---- INPUT DATA

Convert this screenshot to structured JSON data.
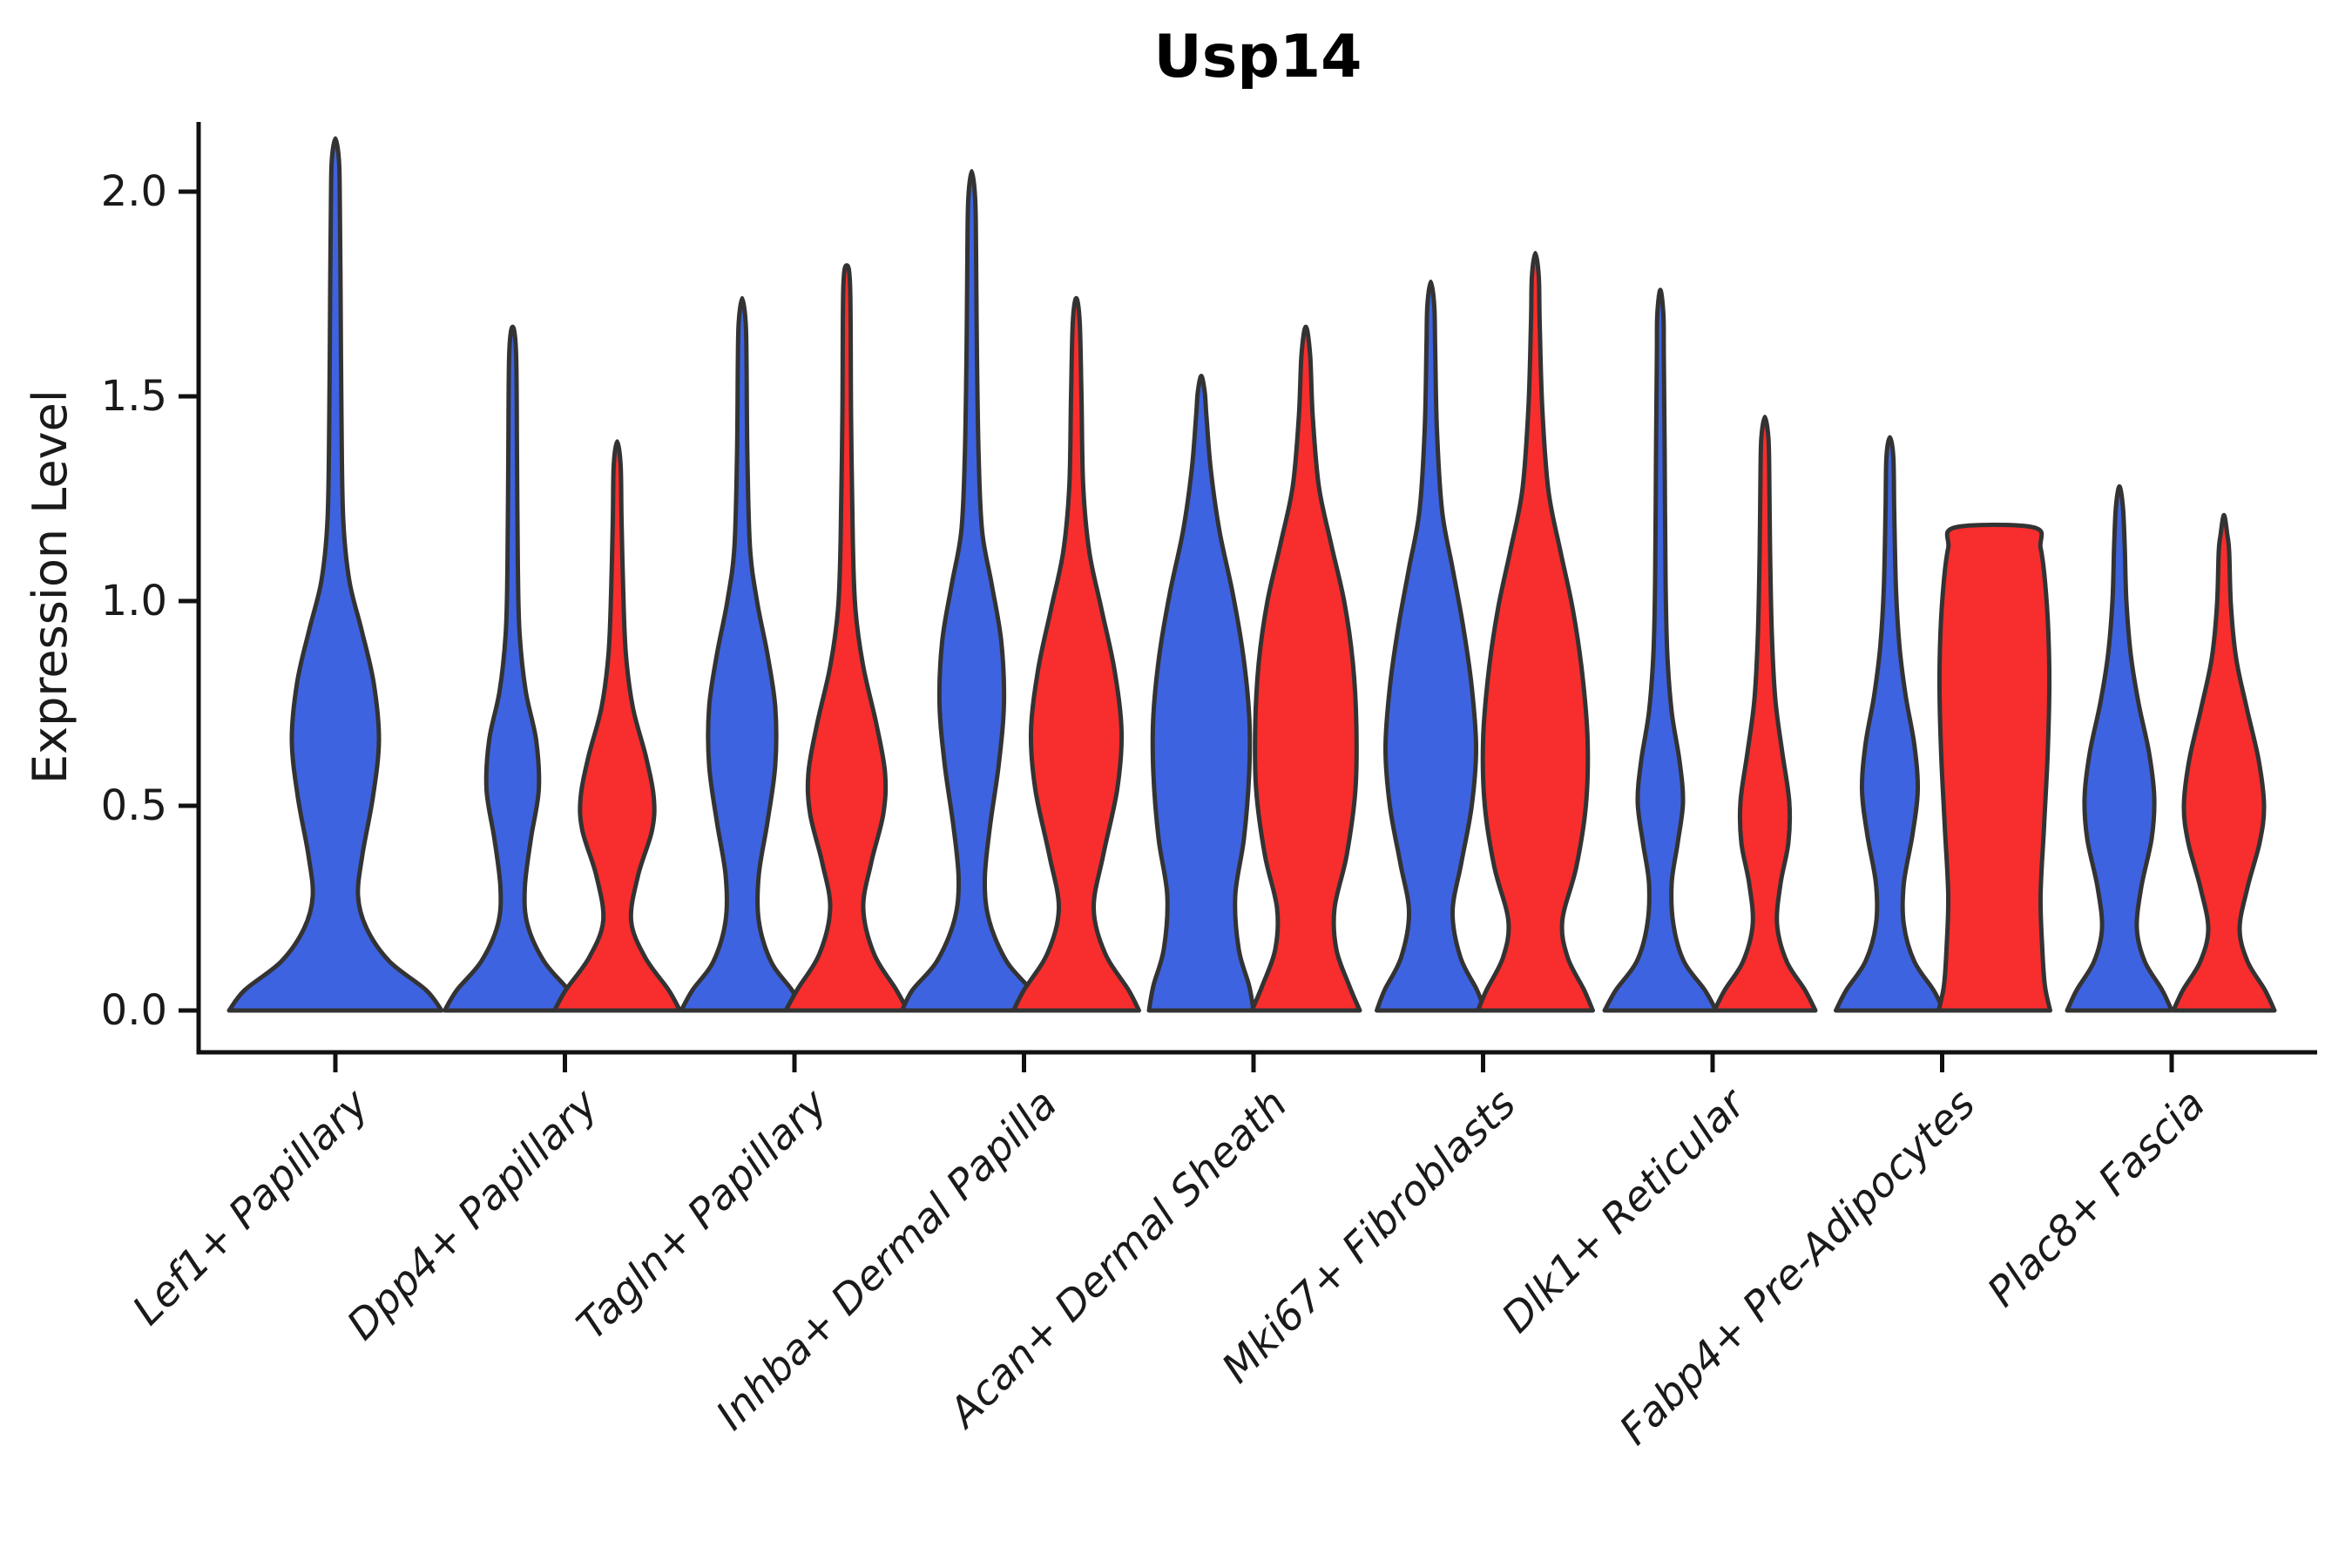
{
  "figure": {
    "title": "Usp14",
    "background": "#ffffff"
  },
  "axes": {
    "ylabel": "Expression Level",
    "y_ticks": [
      "0.0",
      "0.5",
      "1.0",
      "1.5",
      "2.0"
    ]
  },
  "colors": {
    "blue_fill": "#3E63E0",
    "red_fill": "#F82D2D",
    "violin_outline": "#333333",
    "axis": "#111111",
    "text": "#1a1a1a"
  },
  "chart_data": {
    "type": "violin",
    "title": "Usp14",
    "xlabel": "",
    "ylabel": "Expression Level",
    "ylim": [
      -0.1,
      2.25
    ],
    "yticks": [
      0.0,
      0.5,
      1.0,
      1.5,
      2.0
    ],
    "grid": false,
    "legend": "none",
    "categories": [
      "Lef1+ Papillary",
      "Dpp4+ Papillary",
      "Tagln+ Papillary",
      "Inhba+ Dermal Papilla",
      "Acan+ Dermal Sheath",
      "Mki67+ Fibroblasts",
      "Dlk1+ Reticular",
      "Fabp4+ Pre-Adipocytes",
      "Plac8+ Fascia"
    ],
    "series": [
      {
        "key": "blue",
        "color": "#3E63E0"
      },
      {
        "key": "red",
        "color": "#F82D2D"
      }
    ],
    "violins": [
      {
        "category": 0,
        "series": "blue",
        "position": "center",
        "max": 2.13,
        "profile": [
          [
            0,
            122
          ],
          [
            0.05,
            104
          ],
          [
            0.12,
            62
          ],
          [
            0.2,
            36
          ],
          [
            0.28,
            26
          ],
          [
            0.38,
            31
          ],
          [
            0.52,
            43
          ],
          [
            0.66,
            50
          ],
          [
            0.8,
            44
          ],
          [
            0.93,
            30
          ],
          [
            1.05,
            16
          ],
          [
            1.2,
            9
          ],
          [
            1.45,
            7
          ],
          [
            1.75,
            6
          ],
          [
            2.0,
            5
          ],
          [
            2.08,
            4
          ]
        ]
      },
      {
        "category": 1,
        "series": "blue",
        "position": "left",
        "max": 1.67,
        "profile": [
          [
            0,
            78
          ],
          [
            0.05,
            64
          ],
          [
            0.12,
            36
          ],
          [
            0.21,
            17
          ],
          [
            0.3,
            14
          ],
          [
            0.42,
            21
          ],
          [
            0.54,
            30
          ],
          [
            0.66,
            27
          ],
          [
            0.78,
            15
          ],
          [
            0.92,
            8
          ],
          [
            1.08,
            6
          ],
          [
            1.35,
            5
          ],
          [
            1.6,
            4
          ]
        ]
      },
      {
        "category": 1,
        "series": "red",
        "position": "right",
        "max": 1.39,
        "profile": [
          [
            0,
            72
          ],
          [
            0.05,
            59
          ],
          [
            0.13,
            32
          ],
          [
            0.22,
            16
          ],
          [
            0.33,
            24
          ],
          [
            0.44,
            40
          ],
          [
            0.52,
            42
          ],
          [
            0.62,
            33
          ],
          [
            0.74,
            18
          ],
          [
            0.87,
            10
          ],
          [
            1.02,
            7
          ],
          [
            1.2,
            5
          ],
          [
            1.33,
            4
          ]
        ]
      },
      {
        "category": 2,
        "series": "blue",
        "position": "left",
        "max": 1.74,
        "profile": [
          [
            0,
            70
          ],
          [
            0.05,
            57
          ],
          [
            0.12,
            33
          ],
          [
            0.22,
            19
          ],
          [
            0.33,
            19
          ],
          [
            0.46,
            29
          ],
          [
            0.6,
            38
          ],
          [
            0.74,
            38
          ],
          [
            0.87,
            29
          ],
          [
            1.0,
            17
          ],
          [
            1.13,
            9
          ],
          [
            1.35,
            6
          ],
          [
            1.58,
            5
          ],
          [
            1.68,
            4
          ]
        ]
      },
      {
        "category": 2,
        "series": "red",
        "position": "right",
        "max": 1.82,
        "profile": [
          [
            0,
            70
          ],
          [
            0.05,
            57
          ],
          [
            0.14,
            31
          ],
          [
            0.25,
            19
          ],
          [
            0.36,
            28
          ],
          [
            0.48,
            42
          ],
          [
            0.58,
            44
          ],
          [
            0.7,
            34
          ],
          [
            0.84,
            19
          ],
          [
            0.98,
            10
          ],
          [
            1.15,
            7
          ],
          [
            1.45,
            5
          ],
          [
            1.76,
            4
          ]
        ]
      },
      {
        "category": 3,
        "series": "blue",
        "position": "left",
        "max": 2.05,
        "profile": [
          [
            0,
            80
          ],
          [
            0.05,
            68
          ],
          [
            0.12,
            40
          ],
          [
            0.22,
            20
          ],
          [
            0.32,
            15
          ],
          [
            0.45,
            21
          ],
          [
            0.6,
            31
          ],
          [
            0.75,
            37
          ],
          [
            0.9,
            34
          ],
          [
            1.04,
            23
          ],
          [
            1.17,
            12
          ],
          [
            1.35,
            8
          ],
          [
            1.6,
            6
          ],
          [
            1.85,
            5
          ],
          [
            1.98,
            4
          ]
        ]
      },
      {
        "category": 3,
        "series": "red",
        "position": "right",
        "max": 1.74,
        "profile": [
          [
            0,
            72
          ],
          [
            0.05,
            60
          ],
          [
            0.14,
            33
          ],
          [
            0.25,
            20
          ],
          [
            0.38,
            31
          ],
          [
            0.54,
            47
          ],
          [
            0.68,
            52
          ],
          [
            0.83,
            44
          ],
          [
            0.98,
            29
          ],
          [
            1.12,
            15
          ],
          [
            1.28,
            8
          ],
          [
            1.5,
            6
          ],
          [
            1.68,
            4
          ]
        ]
      },
      {
        "category": 4,
        "series": "blue",
        "position": "left",
        "max": 1.55,
        "profile": [
          [
            0,
            60
          ],
          [
            0.06,
            55
          ],
          [
            0.15,
            43
          ],
          [
            0.28,
            39
          ],
          [
            0.42,
            49
          ],
          [
            0.58,
            55
          ],
          [
            0.72,
            55
          ],
          [
            0.87,
            48
          ],
          [
            1.02,
            36
          ],
          [
            1.17,
            21
          ],
          [
            1.32,
            11
          ],
          [
            1.45,
            6
          ],
          [
            1.51,
            4
          ]
        ]
      },
      {
        "category": 4,
        "series": "red",
        "position": "right",
        "max": 1.67,
        "profile": [
          [
            0,
            62
          ],
          [
            0.06,
            50
          ],
          [
            0.15,
            35
          ],
          [
            0.25,
            33
          ],
          [
            0.38,
            47
          ],
          [
            0.54,
            57
          ],
          [
            0.7,
            58
          ],
          [
            0.85,
            54
          ],
          [
            1.0,
            44
          ],
          [
            1.14,
            29
          ],
          [
            1.28,
            15
          ],
          [
            1.45,
            8
          ],
          [
            1.6,
            5
          ]
        ]
      },
      {
        "category": 5,
        "series": "blue",
        "position": "left",
        "max": 1.78,
        "profile": [
          [
            0,
            62
          ],
          [
            0.05,
            53
          ],
          [
            0.13,
            34
          ],
          [
            0.24,
            25
          ],
          [
            0.36,
            35
          ],
          [
            0.5,
            47
          ],
          [
            0.64,
            52
          ],
          [
            0.79,
            47
          ],
          [
            0.94,
            37
          ],
          [
            1.08,
            25
          ],
          [
            1.22,
            13
          ],
          [
            1.42,
            7
          ],
          [
            1.62,
            5
          ],
          [
            1.72,
            4
          ]
        ]
      },
      {
        "category": 5,
        "series": "red",
        "position": "right",
        "max": 1.85,
        "profile": [
          [
            0,
            66
          ],
          [
            0.05,
            56
          ],
          [
            0.13,
            37
          ],
          [
            0.22,
            31
          ],
          [
            0.35,
            47
          ],
          [
            0.5,
            58
          ],
          [
            0.66,
            60
          ],
          [
            0.82,
            54
          ],
          [
            0.98,
            43
          ],
          [
            1.12,
            29
          ],
          [
            1.27,
            15
          ],
          [
            1.47,
            8
          ],
          [
            1.68,
            5
          ],
          [
            1.79,
            4
          ]
        ]
      },
      {
        "category": 6,
        "series": "blue",
        "position": "left",
        "max": 1.76,
        "profile": [
          [
            0,
            64
          ],
          [
            0.05,
            51
          ],
          [
            0.12,
            27
          ],
          [
            0.21,
            15
          ],
          [
            0.31,
            13
          ],
          [
            0.41,
            20
          ],
          [
            0.51,
            26
          ],
          [
            0.61,
            22
          ],
          [
            0.73,
            13
          ],
          [
            0.87,
            8
          ],
          [
            1.05,
            6
          ],
          [
            1.35,
            5
          ],
          [
            1.6,
            4
          ],
          [
            1.7,
            3.5
          ]
        ]
      },
      {
        "category": 6,
        "series": "red",
        "position": "right",
        "max": 1.45,
        "profile": [
          [
            0,
            58
          ],
          [
            0.05,
            46
          ],
          [
            0.12,
            25
          ],
          [
            0.21,
            14
          ],
          [
            0.31,
            18
          ],
          [
            0.41,
            27
          ],
          [
            0.51,
            28
          ],
          [
            0.63,
            20
          ],
          [
            0.76,
            12
          ],
          [
            0.92,
            8
          ],
          [
            1.12,
            6
          ],
          [
            1.32,
            5
          ],
          [
            1.4,
            4
          ]
        ]
      },
      {
        "category": 7,
        "series": "blue",
        "position": "left",
        "max": 1.4,
        "profile": [
          [
            0,
            62
          ],
          [
            0.05,
            50
          ],
          [
            0.12,
            28
          ],
          [
            0.21,
            16
          ],
          [
            0.31,
            16
          ],
          [
            0.43,
            26
          ],
          [
            0.54,
            32
          ],
          [
            0.65,
            28
          ],
          [
            0.77,
            18
          ],
          [
            0.89,
            11
          ],
          [
            1.03,
            7
          ],
          [
            1.22,
            5
          ],
          [
            1.35,
            4
          ]
        ]
      },
      {
        "category": 7,
        "series": "red",
        "position": "right",
        "max": 1.18,
        "flat_top": true,
        "profile": [
          [
            0,
            64
          ],
          [
            0.06,
            58
          ],
          [
            0.15,
            55
          ],
          [
            0.28,
            53
          ],
          [
            0.45,
            57
          ],
          [
            0.62,
            61
          ],
          [
            0.78,
            63
          ],
          [
            0.92,
            62
          ],
          [
            1.05,
            58
          ],
          [
            1.13,
            53
          ],
          [
            1.18,
            45
          ]
        ]
      },
      {
        "category": 8,
        "series": "blue",
        "position": "left",
        "max": 1.28,
        "profile": [
          [
            0,
            60
          ],
          [
            0.05,
            49
          ],
          [
            0.12,
            29
          ],
          [
            0.2,
            20
          ],
          [
            0.3,
            25
          ],
          [
            0.42,
            37
          ],
          [
            0.52,
            40
          ],
          [
            0.63,
            34
          ],
          [
            0.75,
            22
          ],
          [
            0.87,
            13
          ],
          [
            1.0,
            8
          ],
          [
            1.14,
            6
          ],
          [
            1.23,
            4
          ]
        ]
      },
      {
        "category": 8,
        "series": "red",
        "position": "right",
        "max": 1.21,
        "profile": [
          [
            0,
            58
          ],
          [
            0.05,
            47
          ],
          [
            0.12,
            27
          ],
          [
            0.2,
            18
          ],
          [
            0.3,
            27
          ],
          [
            0.41,
            41
          ],
          [
            0.5,
            46
          ],
          [
            0.61,
            40
          ],
          [
            0.74,
            26
          ],
          [
            0.86,
            14
          ],
          [
            0.99,
            8
          ],
          [
            1.12,
            6
          ],
          [
            1.16,
            4
          ]
        ]
      }
    ]
  }
}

--------

** THE REQUEST **
In the material above, show every line where the word "Dermal" turns up.

** OUTPUT FOR THIS TASK **
      "Inhba+ Dermal Papilla",
      "Acan+ Dermal Sheath",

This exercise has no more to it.